§ **EXERCISE BRIEF**
Omit the images. Copy each entry word for word.

— START SUPPLIED DATA —

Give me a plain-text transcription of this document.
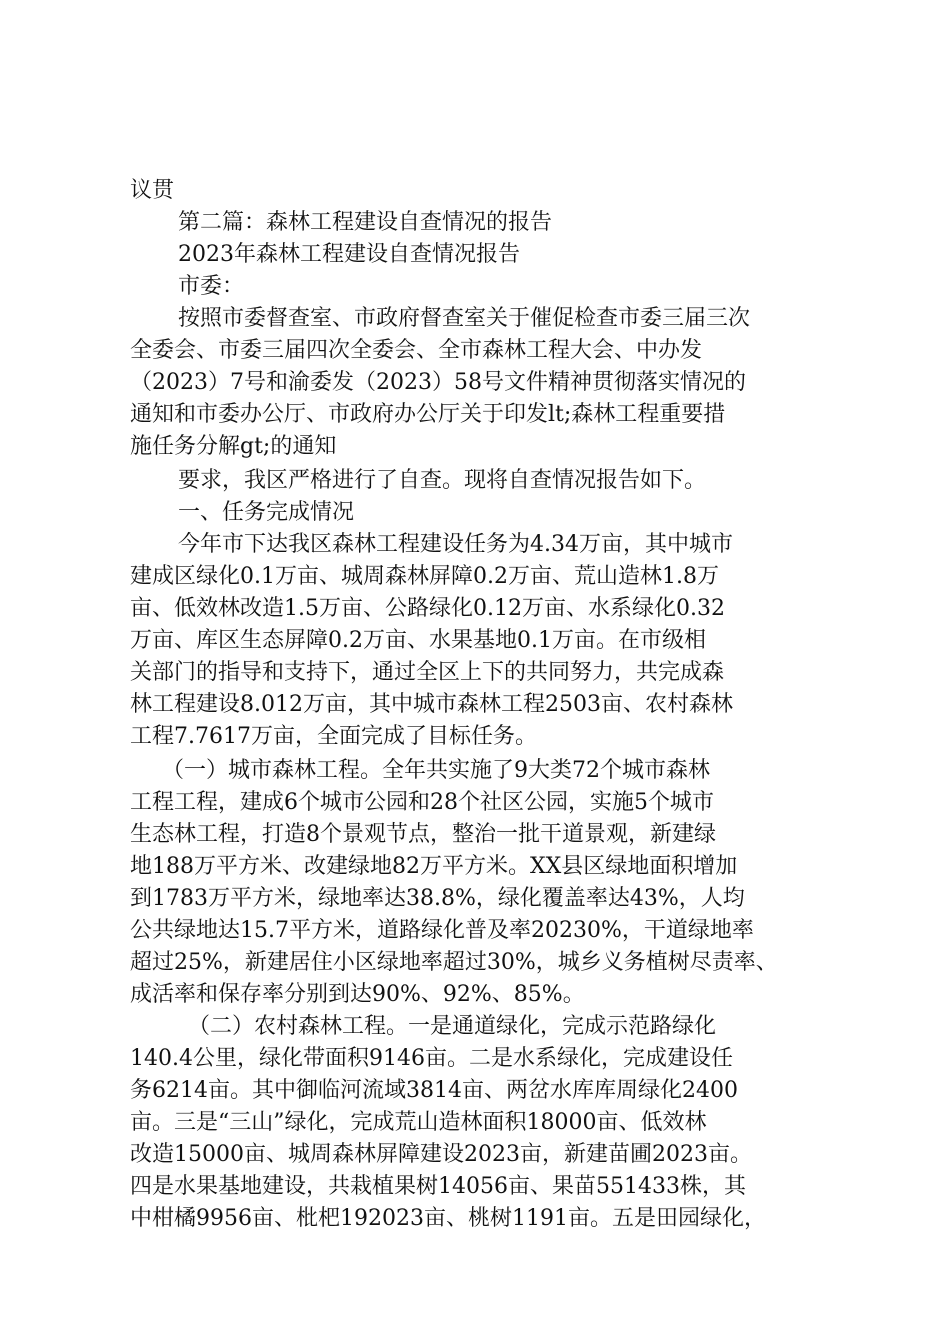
议贯
第二篇：森林工程建设自查情况的报告
2023年森林工程建设自查情况报告
市委：
按照市委督查室、市政府督查室关于催促检查市委三届三次
全委会、市委三届四次全委会、全市森林工程大会、中办发
（2023）7号和渝委发（2023）58号文件精神贯彻落实情况的
通知和市委办公厅、市政府办公厅关于印发lt;森林工程重要措
施任务分解gt;的通知
要求，我区严格进行了自查。现将自查情况报告如下。
一、任务完成情况
今年市下达我区森林工程建设任务为4.34万亩，其中城市
建成区绿化0.1万亩、城周森林屏障0.2万亩、荒山造林1.8万
亩、低效林改造1.5万亩、公路绿化0.12万亩、水系绿化0.32
万亩、库区生态屏障0.2万亩、水果基地0.1万亩。在市级相
关部门的指导和支持下，通过全区上下的共同努力，共完成森
林工程建设8.012万亩，其中城市森林工程2503亩、农村森林
工程7.7617万亩，全面完成了目标任务。
（一）城市森林工程。全年共实施了9大类72个城市森林
工程工程，建成6个城市公园和28个社区公园，实施5个城市
生态林工程，打造8个景观节点，整治一批干道景观，新建绿
地188万平方米、改建绿地82万平方米。XX县区绿地面积增加
到1783万平方米，绿地率达38.8%，绿化覆盖率达43%，人均
公共绿地达15.7平方米，道路绿化普及率20230%，干道绿地率
超过25%，新建居住小区绿地率超过30%，城乡义务植树尽责率、
成活率和保存率分别到达90%、92%、85%。
（二）农村森林工程。一是通道绿化，完成示范路绿化
140.4公里，绿化带面积9146亩。二是水系绿化，完成建设任
务6214亩。其中御临河流域3814亩、两岔水库库周绿化2400
亩。三是“三山”绿化，完成荒山造林面积18000亩、低效林
改造15000亩、城周森林屏障建设2023亩，新建苗圃2023亩。
四是水果基地建设，共栽植果树14056亩、果苗551433株，其
中柑橘9956亩、枇杷192023亩、桃树1191亩。五是田园绿化，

— END SUPPLIED DATA —

§ **SOLUTION TO THIS TASK**
Give me a plain-text transcription of this document.
议贯
第二篇：森林工程建设自查情况的报告
2023年森林工程建设自查情况报告
市委：
按照市委督查室、市政府督查室关于催促检查市委三届三次
全委会、市委三届四次全委会、全市森林工程大会、中办发
（2023）7号和渝委发（2023）58号文件精神贯彻落实情况的
通知和市委办公厅、市政府办公厅关于印发lt;森林工程重要措
施任务分解gt;的通知
要求，我区严格进行了自查。现将自查情况报告如下。
一、任务完成情况
今年市下达我区森林工程建设任务为4.34万亩，其中城市
建成区绿化0.1万亩、城周森林屏障0.2万亩、荒山造林1.8万
亩、低效林改造1.5万亩、公路绿化0.12万亩、水系绿化0.32
万亩、库区生态屏障0.2万亩、水果基地0.1万亩。在市级相
关部门的指导和支持下，通过全区上下的共同努力，共完成森
林工程建设8.012万亩，其中城市森林工程2503亩、农村森林
工程7.7617万亩，全面完成了目标任务。
（一）城市森林工程。全年共实施了9大类72个城市森林
工程工程，建成6个城市公园和28个社区公园，实施5个城市
生态林工程，打造8个景观节点，整治一批干道景观，新建绿
地188万平方米、改建绿地82万平方米。XX县区绿地面积增加
到1783万平方米，绿地率达38.8%，绿化覆盖率达43%，人均
公共绿地达15.7平方米，道路绿化普及率20230%，干道绿地率
超过25%，新建居住小区绿地率超过30%，城乡义务植树尽责率、
成活率和保存率分别到达90%、92%、85%。
（二）农村森林工程。一是通道绿化，完成示范路绿化
140.4公里，绿化带面积9146亩。二是水系绿化，完成建设任
务6214亩。其中御临河流域3814亩、两岔水库库周绿化2400
亩。三是“三山”绿化，完成荒山造林面积18000亩、低效林
改造15000亩、城周森林屏障建设2023亩，新建苗圃2023亩。
四是水果基地建设，共栽植果树14056亩、果苗551433株，其
中柑橘9956亩、枇杷192023亩、桃树1191亩。五是田园绿化，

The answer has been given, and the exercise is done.